REQUIREMENT =
Reproduce every entry below precisely; do not include the pictures.

DATA PROVIDED =
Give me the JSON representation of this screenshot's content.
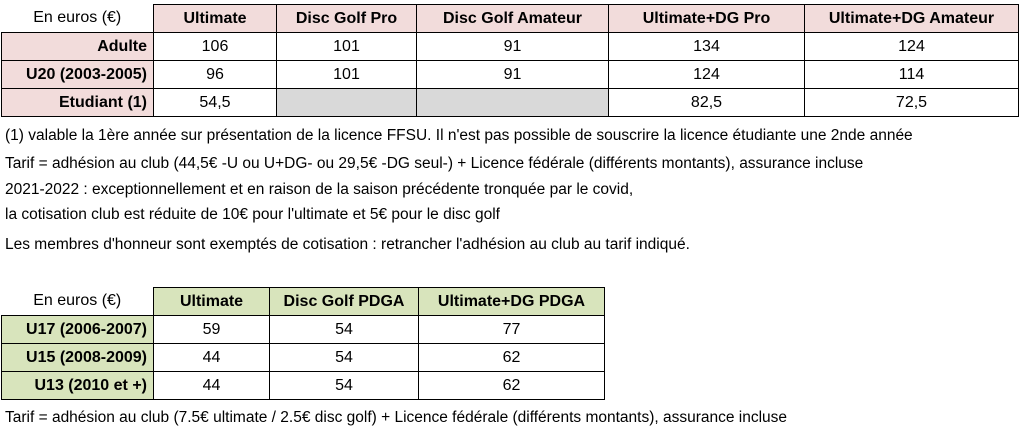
{
  "table1": {
    "corner": "En euros (€)",
    "headers": [
      "Ultimate",
      "Disc Golf Pro",
      "Disc Golf Amateur",
      "Ultimate+DG Pro",
      "Ultimate+DG Amateur"
    ],
    "rows": [
      {
        "label": "Adulte",
        "cells": [
          "106",
          "101",
          "91",
          "134",
          "124"
        ]
      },
      {
        "label": "U20 (2003-2005)",
        "cells": [
          "96",
          "101",
          "91",
          "124",
          "114"
        ]
      },
      {
        "label": "Etudiant (1)",
        "cells": [
          "54,5",
          "",
          "",
          "82,5",
          "72,5"
        ]
      }
    ]
  },
  "notes": [
    "(1) valable la 1ère année sur présentation de la licence FFSU. Il n'est pas possible de souscrire la licence étudiante une 2nde année",
    "Tarif = adhésion au club (44,5€ -U ou U+DG- ou 29,5€ -DG seul-) + Licence fédérale (différents montants), assurance incluse",
    "2021-2022 : exceptionnellement et en raison de la saison précédente tronquée par le covid,",
    "la cotisation club est réduite de 10€ pour l'ultimate et 5€ pour le disc golf",
    "Les membres d'honneur sont exemptés de cotisation : retrancher l'adhésion au club au tarif indiqué."
  ],
  "table2": {
    "corner": "En euros (€)",
    "headers": [
      "Ultimate",
      "Disc Golf PDGA",
      "Ultimate+DG PDGA"
    ],
    "rows": [
      {
        "label": "U17 (2006-2007)",
        "cells": [
          "59",
          "54",
          "77"
        ]
      },
      {
        "label": "U15 (2008-2009)",
        "cells": [
          "44",
          "54",
          "62"
        ]
      },
      {
        "label": "U13 (2010 et +)",
        "cells": [
          "44",
          "54",
          "62"
        ]
      }
    ]
  },
  "footnote": "Tarif = adhésion au club (7.5€ ultimate / 2.5€ disc golf) + Licence fédérale (différents montants), assurance incluse"
}
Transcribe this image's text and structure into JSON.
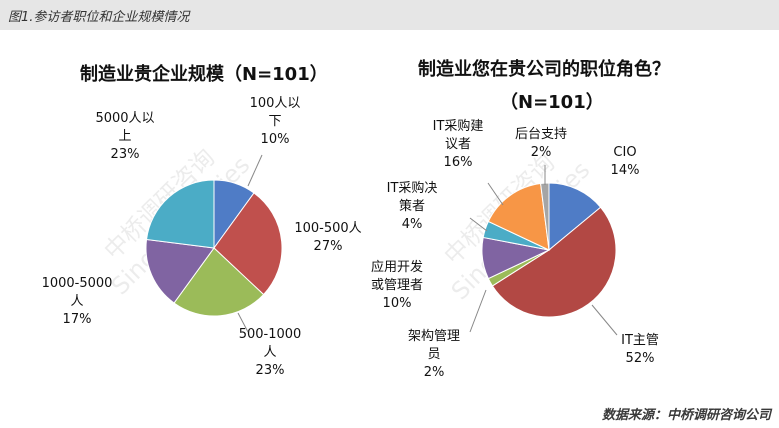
{
  "header": {
    "title": "图1.参访者职位和企业规模情况"
  },
  "source": "数据来源：中桥调研咨询公司",
  "watermark": {
    "cn": "中桥调研咨询",
    "en": "Sino-Strategies"
  },
  "chart_data": [
    {
      "type": "pie",
      "title": "制造业贵企业规模（N=101）",
      "slices": [
        {
          "label": "100人以下",
          "label_lines": [
            "100人以",
            "下"
          ],
          "pct_text": "10%",
          "value": 10,
          "color": "#4f7cc6"
        },
        {
          "label": "100-500人",
          "label_lines": [
            "100-500人"
          ],
          "pct_text": "27%",
          "value": 27,
          "color": "#c0504d"
        },
        {
          "label": "500-1000人",
          "label_lines": [
            "500-1000",
            "人"
          ],
          "pct_text": "23%",
          "value": 23,
          "color": "#9bbb59"
        },
        {
          "label": "1000-5000人",
          "label_lines": [
            "1000-5000",
            "人"
          ],
          "pct_text": "17%",
          "value": 17,
          "color": "#8064a2"
        },
        {
          "label": "5000人以上",
          "label_lines": [
            "5000人以",
            "上"
          ],
          "pct_text": "23%",
          "value": 23,
          "color": "#4bacc6"
        }
      ]
    },
    {
      "type": "pie",
      "title": "制造业您在贵公司的职位角色？",
      "title_line2": "（N=101）",
      "slices": [
        {
          "label": "CIO",
          "label_lines": [
            "CIO"
          ],
          "pct_text": "14%",
          "value": 14,
          "color": "#4f7cc6"
        },
        {
          "label": "IT主管",
          "label_lines": [
            "IT主管"
          ],
          "pct_text": "52%",
          "value": 52,
          "color": "#b24844"
        },
        {
          "label": "架构管理员",
          "label_lines": [
            "架构管理",
            "员"
          ],
          "pct_text": "2%",
          "value": 2,
          "color": "#9bbb59"
        },
        {
          "label": "应用开发或管理者",
          "label_lines": [
            "应用开发",
            "或管理者"
          ],
          "pct_text": "10%",
          "value": 10,
          "color": "#8064a2"
        },
        {
          "label": "IT采购决策者",
          "label_lines": [
            "IT采购决",
            "策者"
          ],
          "pct_text": "4%",
          "value": 4,
          "color": "#4bacc6"
        },
        {
          "label": "IT采购建议者",
          "label_lines": [
            "IT采购建",
            "议者"
          ],
          "pct_text": "16%",
          "value": 16,
          "color": "#f79646"
        },
        {
          "label": "后台支持",
          "label_lines": [
            "后台支持"
          ],
          "pct_text": "2%",
          "value": 2,
          "color": "#a5a5a5"
        }
      ]
    }
  ]
}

THE OUTPUT =
Give me the JSON representation of this screenshot's content.
{
  "table1": {
    "corner": "En euros (€)",
    "headers": [
      "Ultimate",
      "Disc Golf Pro",
      "Disc Golf Amateur",
      "Ultimate+DG Pro",
      "Ultimate+DG Amateur"
    ],
    "rows": [
      {
        "label": "Adulte",
        "cells": [
          "106",
          "101",
          "91",
          "134",
          "124"
        ]
      },
      {
        "label": "U20 (2003-2005)",
        "cells": [
          "96",
          "101",
          "91",
          "124",
          "114"
        ]
      },
      {
        "label": "Etudiant (1)",
        "cells": [
          "54,5",
          "",
          "",
          "82,5",
          "72,5"
        ]
      }
    ]
  },
  "notes": [
    "(1) valable la 1ère année sur présentation de la licence FFSU. Il n'est pas possible de souscrire la licence étudiante une 2nde année",
    "Tarif = adhésion au club (44,5€ -U ou U+DG- ou 29,5€ -DG seul-) + Licence fédérale (différents montants), assurance incluse",
    "2021-2022 : exceptionnellement et en raison de la saison précédente tronquée par le covid,",
    "la cotisation club est réduite de 10€ pour l'ultimate et 5€ pour le disc golf",
    "Les membres d'honneur sont exemptés de cotisation : retrancher l'adhésion au club au tarif indiqué."
  ],
  "table2": {
    "corner": "En euros (€)",
    "headers": [
      "Ultimate",
      "Disc Golf PDGA",
      "Ultimate+DG PDGA"
    ],
    "rows": [
      {
        "label": "U17 (2006-2007)",
        "cells": [
          "59",
          "54",
          "77"
        ]
      },
      {
        "label": "U15 (2008-2009)",
        "cells": [
          "44",
          "54",
          "62"
        ]
      },
      {
        "label": "U13 (2010 et +)",
        "cells": [
          "44",
          "54",
          "62"
        ]
      }
    ]
  },
  "footnote": "Tarif = adhésion au club (7.5€ ultimate / 2.5€ disc golf) + Licence fédérale (différents montants), assurance incluse"
}
Transcribe this image's text and structure into JSON.
{
  "header": {
    "title": "图1.参访者职位和企业规模情况"
  },
  "source": "数据来源：中桥调研咨询公司",
  "watermark": {
    "cn": "中桥调研咨询",
    "en": "Sino-Strategies"
  },
  "chart_data": [
    {
      "type": "pie",
      "title": "制造业贵企业规模（N=101）",
      "slices": [
        {
          "label": "100人以下",
          "label_lines": [
            "100人以",
            "下"
          ],
          "pct_text": "10%",
          "value": 10,
          "color": "#4f7cc6"
        },
        {
          "label": "100-500人",
          "label_lines": [
            "100-500人"
          ],
          "pct_text": "27%",
          "value": 27,
          "color": "#c0504d"
        },
        {
          "label": "500-1000人",
          "label_lines": [
            "500-1000",
            "人"
          ],
          "pct_text": "23%",
          "value": 23,
          "color": "#9bbb59"
        },
        {
          "label": "1000-5000人",
          "label_lines": [
            "1000-5000",
            "人"
          ],
          "pct_text": "17%",
          "value": 17,
          "color": "#8064a2"
        },
        {
          "label": "5000人以上",
          "label_lines": [
            "5000人以",
            "上"
          ],
          "pct_text": "23%",
          "value": 23,
          "color": "#4bacc6"
        }
      ]
    },
    {
      "type": "pie",
      "title": "制造业您在贵公司的职位角色？",
      "title_line2": "（N=101）",
      "slices": [
        {
          "label": "CIO",
          "label_lines": [
            "CIO"
          ],
          "pct_text": "14%",
          "value": 14,
          "color": "#4f7cc6"
        },
        {
          "label": "IT主管",
          "label_lines": [
            "IT主管"
          ],
          "pct_text": "52%",
          "value": 52,
          "color": "#b24844"
        },
        {
          "label": "架构管理员",
          "label_lines": [
            "架构管理",
            "员"
          ],
          "pct_text": "2%",
          "value": 2,
          "color": "#9bbb59"
        },
        {
          "label": "应用开发或管理者",
          "label_lines": [
            "应用开发",
            "或管理者"
          ],
          "pct_text": "10%",
          "value": 10,
          "color": "#8064a2"
        },
        {
          "label": "IT采购决策者",
          "label_lines": [
            "IT采购决",
            "策者"
          ],
          "pct_text": "4%",
          "value": 4,
          "color": "#4bacc6"
        },
        {
          "label": "IT采购建议者",
          "label_lines": [
            "IT采购建",
            "议者"
          ],
          "pct_text": "16%",
          "value": 16,
          "color": "#f79646"
        },
        {
          "label": "后台支持",
          "label_lines": [
            "后台支持"
          ],
          "pct_text": "2%",
          "value": 2,
          "color": "#a5a5a5"
        }
      ]
    }
  ]
}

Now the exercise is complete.